# AIM:
Could you print every record below exactly as it appears?

# Recorded data:

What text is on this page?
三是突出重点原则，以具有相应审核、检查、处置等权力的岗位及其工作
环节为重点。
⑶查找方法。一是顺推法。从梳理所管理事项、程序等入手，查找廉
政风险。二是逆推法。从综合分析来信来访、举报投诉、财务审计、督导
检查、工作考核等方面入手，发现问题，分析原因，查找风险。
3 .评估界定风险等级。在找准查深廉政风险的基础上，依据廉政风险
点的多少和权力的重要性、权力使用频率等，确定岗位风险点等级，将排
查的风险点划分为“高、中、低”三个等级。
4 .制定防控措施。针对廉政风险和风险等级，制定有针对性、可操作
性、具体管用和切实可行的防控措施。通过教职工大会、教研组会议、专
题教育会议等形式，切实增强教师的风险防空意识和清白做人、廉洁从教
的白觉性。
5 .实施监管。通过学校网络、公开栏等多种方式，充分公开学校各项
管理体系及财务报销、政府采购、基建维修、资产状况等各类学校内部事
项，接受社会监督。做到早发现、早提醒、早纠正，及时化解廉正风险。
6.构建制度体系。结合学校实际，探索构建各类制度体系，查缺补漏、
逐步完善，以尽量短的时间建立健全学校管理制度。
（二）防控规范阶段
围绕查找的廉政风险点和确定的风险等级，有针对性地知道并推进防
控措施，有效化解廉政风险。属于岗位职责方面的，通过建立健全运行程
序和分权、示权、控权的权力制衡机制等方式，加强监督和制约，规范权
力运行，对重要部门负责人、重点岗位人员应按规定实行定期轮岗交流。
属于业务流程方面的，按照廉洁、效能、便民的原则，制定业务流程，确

# RESULT OF THE TASK:
What text is on this page?
三是突出重点原则，以具有相应审核、检查、处置等权力的岗位及其工作
环节为重点。
⑶查找方法。一是顺推法。从梳理所管理事项、程序等入手，查找廉
政风险。二是逆推法。从综合分析来信来访、举报投诉、财务审计、督导
检查、工作考核等方面入手，发现问题，分析原因，查找风险。
3 .评估界定风险等级。在找准查深廉政风险的基础上，依据廉政风险
点的多少和权力的重要性、权力使用频率等，确定岗位风险点等级，将排
查的风险点划分为“高、中、低”三个等级。
4 .制定防控措施。针对廉政风险和风险等级，制定有针对性、可操作
性、具体管用和切实可行的防控措施。通过教职工大会、教研组会议、专
题教育会议等形式，切实增强教师的风险防空意识和清白做人、廉洁从教
的白觉性。
5 .实施监管。通过学校网络、公开栏等多种方式，充分公开学校各项
管理体系及财务报销、政府采购、基建维修、资产状况等各类学校内部事
项，接受社会监督。做到早发现、早提醒、早纠正，及时化解廉正风险。
6.构建制度体系。结合学校实际，探索构建各类制度体系，查缺补漏、
逐步完善，以尽量短的时间建立健全学校管理制度。
（二）防控规范阶段
围绕查找的廉政风险点和确定的风险等级，有针对性地知道并推进防
控措施，有效化解廉政风险。属于岗位职责方面的，通过建立健全运行程
序和分权、示权、控权的权力制衡机制等方式，加强监督和制约，规范权
力运行，对重要部门负责人、重点岗位人员应按规定实行定期轮岗交流。
属于业务流程方面的，按照廉洁、效能、便民的原则，制定业务流程，确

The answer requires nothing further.